• WORK REQUIRED: Look through the data below. Collect every line where the word "FENIXA" occurs.

• RAW DATA:
⁂
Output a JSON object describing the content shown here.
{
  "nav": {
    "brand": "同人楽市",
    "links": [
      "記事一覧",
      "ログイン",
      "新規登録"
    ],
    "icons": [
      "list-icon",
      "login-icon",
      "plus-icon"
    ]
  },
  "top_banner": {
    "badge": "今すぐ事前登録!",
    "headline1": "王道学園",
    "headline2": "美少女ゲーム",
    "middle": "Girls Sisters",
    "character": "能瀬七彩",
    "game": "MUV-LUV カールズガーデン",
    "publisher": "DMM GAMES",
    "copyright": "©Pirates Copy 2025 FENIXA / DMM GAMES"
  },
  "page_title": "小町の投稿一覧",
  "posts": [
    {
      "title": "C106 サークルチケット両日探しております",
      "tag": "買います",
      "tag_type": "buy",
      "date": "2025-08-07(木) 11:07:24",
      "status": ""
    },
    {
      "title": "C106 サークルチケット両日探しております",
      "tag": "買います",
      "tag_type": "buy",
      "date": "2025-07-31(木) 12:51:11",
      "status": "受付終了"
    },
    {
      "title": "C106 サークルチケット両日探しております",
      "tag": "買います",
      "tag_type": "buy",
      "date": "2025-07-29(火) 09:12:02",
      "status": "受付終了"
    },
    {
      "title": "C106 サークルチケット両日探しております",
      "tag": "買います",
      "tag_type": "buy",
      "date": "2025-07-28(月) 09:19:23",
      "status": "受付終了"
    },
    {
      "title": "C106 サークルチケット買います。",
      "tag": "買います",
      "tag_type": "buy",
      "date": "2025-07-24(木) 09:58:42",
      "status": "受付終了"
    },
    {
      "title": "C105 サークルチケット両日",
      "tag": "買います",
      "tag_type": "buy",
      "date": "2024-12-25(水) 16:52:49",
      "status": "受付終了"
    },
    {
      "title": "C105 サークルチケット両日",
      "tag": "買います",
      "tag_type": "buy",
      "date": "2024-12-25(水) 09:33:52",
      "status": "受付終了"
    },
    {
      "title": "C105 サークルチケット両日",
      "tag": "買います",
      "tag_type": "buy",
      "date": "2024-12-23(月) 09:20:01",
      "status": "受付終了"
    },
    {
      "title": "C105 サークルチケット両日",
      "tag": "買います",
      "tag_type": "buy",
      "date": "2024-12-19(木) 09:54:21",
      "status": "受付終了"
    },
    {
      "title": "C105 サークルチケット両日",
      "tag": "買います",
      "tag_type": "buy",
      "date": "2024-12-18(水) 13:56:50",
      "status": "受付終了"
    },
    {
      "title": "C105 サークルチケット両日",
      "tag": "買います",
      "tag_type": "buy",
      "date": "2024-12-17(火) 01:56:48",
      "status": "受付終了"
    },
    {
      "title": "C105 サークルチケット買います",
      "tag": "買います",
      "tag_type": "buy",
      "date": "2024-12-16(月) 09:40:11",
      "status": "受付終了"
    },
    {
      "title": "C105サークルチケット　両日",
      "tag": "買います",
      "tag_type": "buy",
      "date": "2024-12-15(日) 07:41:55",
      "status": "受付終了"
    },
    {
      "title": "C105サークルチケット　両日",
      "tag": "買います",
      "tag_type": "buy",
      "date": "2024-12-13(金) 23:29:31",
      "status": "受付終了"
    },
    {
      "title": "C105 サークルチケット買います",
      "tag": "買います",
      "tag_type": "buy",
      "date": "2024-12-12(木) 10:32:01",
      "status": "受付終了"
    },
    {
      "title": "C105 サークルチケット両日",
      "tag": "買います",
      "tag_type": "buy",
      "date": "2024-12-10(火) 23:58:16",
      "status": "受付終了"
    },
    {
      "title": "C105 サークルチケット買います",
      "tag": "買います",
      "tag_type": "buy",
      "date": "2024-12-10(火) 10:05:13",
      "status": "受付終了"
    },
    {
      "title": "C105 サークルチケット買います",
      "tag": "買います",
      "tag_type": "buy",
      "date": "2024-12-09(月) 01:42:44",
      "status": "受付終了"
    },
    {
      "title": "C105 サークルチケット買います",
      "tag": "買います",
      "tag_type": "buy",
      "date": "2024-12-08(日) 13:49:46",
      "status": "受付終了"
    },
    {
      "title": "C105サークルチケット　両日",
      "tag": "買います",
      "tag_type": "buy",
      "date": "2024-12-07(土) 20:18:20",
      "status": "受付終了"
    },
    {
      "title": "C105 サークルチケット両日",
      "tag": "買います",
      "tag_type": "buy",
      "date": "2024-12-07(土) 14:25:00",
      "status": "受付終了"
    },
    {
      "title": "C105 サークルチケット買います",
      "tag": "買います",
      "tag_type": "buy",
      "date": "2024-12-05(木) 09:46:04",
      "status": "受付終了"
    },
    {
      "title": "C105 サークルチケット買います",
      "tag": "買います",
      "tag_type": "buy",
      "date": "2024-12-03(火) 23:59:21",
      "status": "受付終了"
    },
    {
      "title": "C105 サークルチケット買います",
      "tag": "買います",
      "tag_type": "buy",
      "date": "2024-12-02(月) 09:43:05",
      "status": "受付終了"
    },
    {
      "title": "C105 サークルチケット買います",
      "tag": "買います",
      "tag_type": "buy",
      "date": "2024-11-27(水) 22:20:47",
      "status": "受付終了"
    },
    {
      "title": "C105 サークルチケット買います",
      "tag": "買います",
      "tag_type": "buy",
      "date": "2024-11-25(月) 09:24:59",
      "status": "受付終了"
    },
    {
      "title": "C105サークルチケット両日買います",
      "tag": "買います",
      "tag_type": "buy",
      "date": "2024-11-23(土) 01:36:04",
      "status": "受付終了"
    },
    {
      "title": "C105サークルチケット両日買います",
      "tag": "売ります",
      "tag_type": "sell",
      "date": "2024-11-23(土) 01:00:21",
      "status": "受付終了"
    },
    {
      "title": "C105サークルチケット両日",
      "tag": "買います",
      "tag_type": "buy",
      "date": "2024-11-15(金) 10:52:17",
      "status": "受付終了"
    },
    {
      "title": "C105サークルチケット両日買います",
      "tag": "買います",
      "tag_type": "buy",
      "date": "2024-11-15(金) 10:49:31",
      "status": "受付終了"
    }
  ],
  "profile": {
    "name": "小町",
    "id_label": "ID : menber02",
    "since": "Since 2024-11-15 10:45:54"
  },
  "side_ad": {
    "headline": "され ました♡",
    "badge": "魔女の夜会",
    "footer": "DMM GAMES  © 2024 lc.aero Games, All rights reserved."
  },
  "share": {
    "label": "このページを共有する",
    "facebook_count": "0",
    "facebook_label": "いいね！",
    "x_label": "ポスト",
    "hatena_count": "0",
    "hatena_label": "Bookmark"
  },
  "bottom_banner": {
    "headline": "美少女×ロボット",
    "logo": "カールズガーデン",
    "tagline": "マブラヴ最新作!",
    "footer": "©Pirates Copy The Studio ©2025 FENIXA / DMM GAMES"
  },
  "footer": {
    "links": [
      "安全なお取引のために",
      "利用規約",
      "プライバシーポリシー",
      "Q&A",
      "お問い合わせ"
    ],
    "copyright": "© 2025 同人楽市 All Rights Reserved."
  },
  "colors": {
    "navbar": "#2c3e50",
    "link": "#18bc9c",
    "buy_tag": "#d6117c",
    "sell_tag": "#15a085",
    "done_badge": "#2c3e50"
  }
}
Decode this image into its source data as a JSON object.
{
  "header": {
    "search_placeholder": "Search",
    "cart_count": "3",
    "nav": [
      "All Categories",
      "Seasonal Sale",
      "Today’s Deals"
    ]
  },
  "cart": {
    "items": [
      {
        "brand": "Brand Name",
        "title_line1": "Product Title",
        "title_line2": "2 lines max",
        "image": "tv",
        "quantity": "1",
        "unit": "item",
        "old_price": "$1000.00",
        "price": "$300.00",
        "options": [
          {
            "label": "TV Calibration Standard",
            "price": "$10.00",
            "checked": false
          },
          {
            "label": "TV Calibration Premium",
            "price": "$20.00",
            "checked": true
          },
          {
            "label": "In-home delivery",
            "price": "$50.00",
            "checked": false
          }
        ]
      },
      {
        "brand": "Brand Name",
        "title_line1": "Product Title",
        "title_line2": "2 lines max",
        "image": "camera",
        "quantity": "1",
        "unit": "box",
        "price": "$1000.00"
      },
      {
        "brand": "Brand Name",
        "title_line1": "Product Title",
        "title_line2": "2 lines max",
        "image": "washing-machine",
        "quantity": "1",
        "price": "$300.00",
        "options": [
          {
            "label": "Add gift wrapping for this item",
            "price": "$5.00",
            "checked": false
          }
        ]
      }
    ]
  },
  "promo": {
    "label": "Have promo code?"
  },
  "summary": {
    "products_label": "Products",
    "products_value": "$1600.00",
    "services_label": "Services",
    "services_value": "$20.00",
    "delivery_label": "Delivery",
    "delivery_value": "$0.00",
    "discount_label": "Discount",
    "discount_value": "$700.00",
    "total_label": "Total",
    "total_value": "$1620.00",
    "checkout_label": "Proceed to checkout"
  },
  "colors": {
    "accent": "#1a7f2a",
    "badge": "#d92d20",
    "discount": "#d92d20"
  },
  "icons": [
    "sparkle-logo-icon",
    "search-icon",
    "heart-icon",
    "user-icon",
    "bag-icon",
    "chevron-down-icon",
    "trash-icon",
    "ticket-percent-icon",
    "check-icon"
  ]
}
⁂
• RESULT OF THIS TASK:
    "copyright": "©Pirates Copy 2025 FENIXA / DMM GAMES"
    "footer": "©Pirates Copy The Studio ©2025 FENIXA / DMM GAMES"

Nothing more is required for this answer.